◆ **EXERCISE MATERIAL**
_ _ _ _

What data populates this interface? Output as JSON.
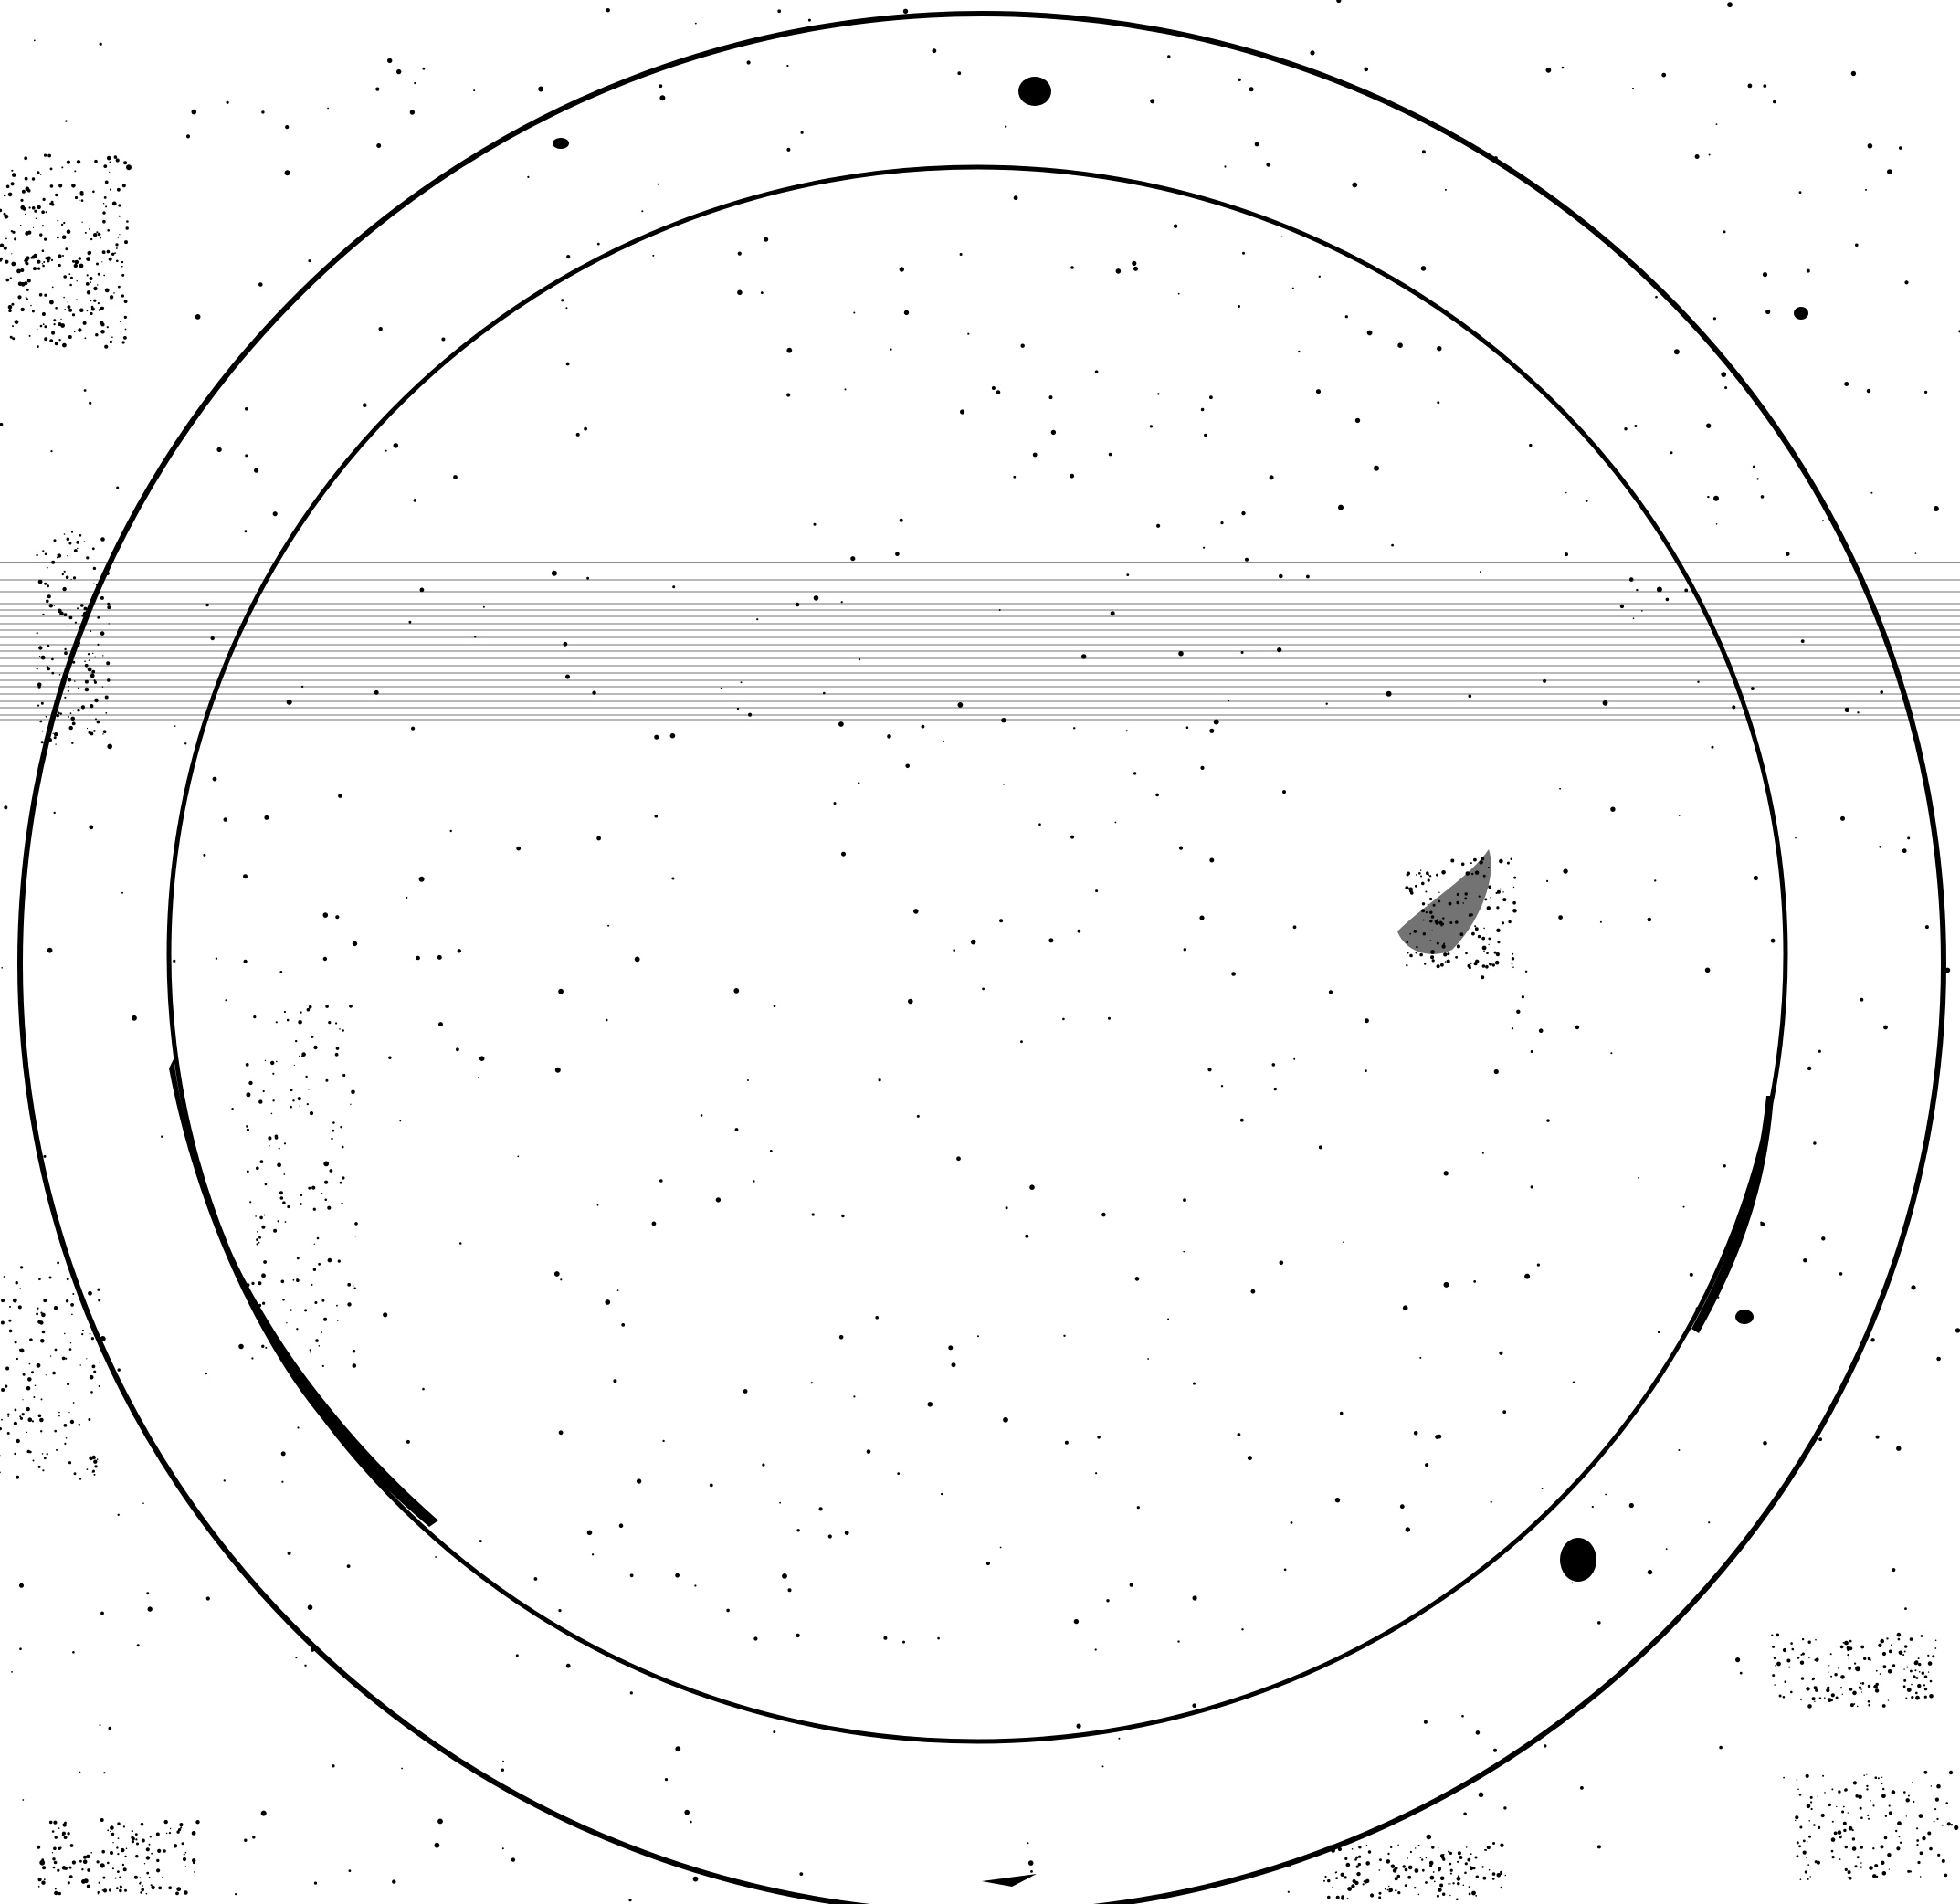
{
  "image": {
    "background_color": "#ffffff",
    "ink_color": "#000000",
    "objects": [
      {
        "kind": "outer-ring"
      },
      {
        "kind": "inner-ring"
      }
    ],
    "artifacts": [
      "scan-lines",
      "noise-specks",
      "ink-blots",
      "smudges"
    ]
  }
}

_ _ _ _

◆ **TASK**
Transcribe the listing in full and omit the pictures.

◆ **RESULT BELOW**
What data populates this interface? Output as JSON.
{
  "image": {
    "background_color": "#ffffff",
    "ink_color": "#000000",
    "objects": [
      {
        "kind": "outer-ring"
      },
      {
        "kind": "inner-ring"
      }
    ],
    "artifacts": [
      "scan-lines",
      "noise-specks",
      "ink-blots",
      "smudges"
    ]
  }
}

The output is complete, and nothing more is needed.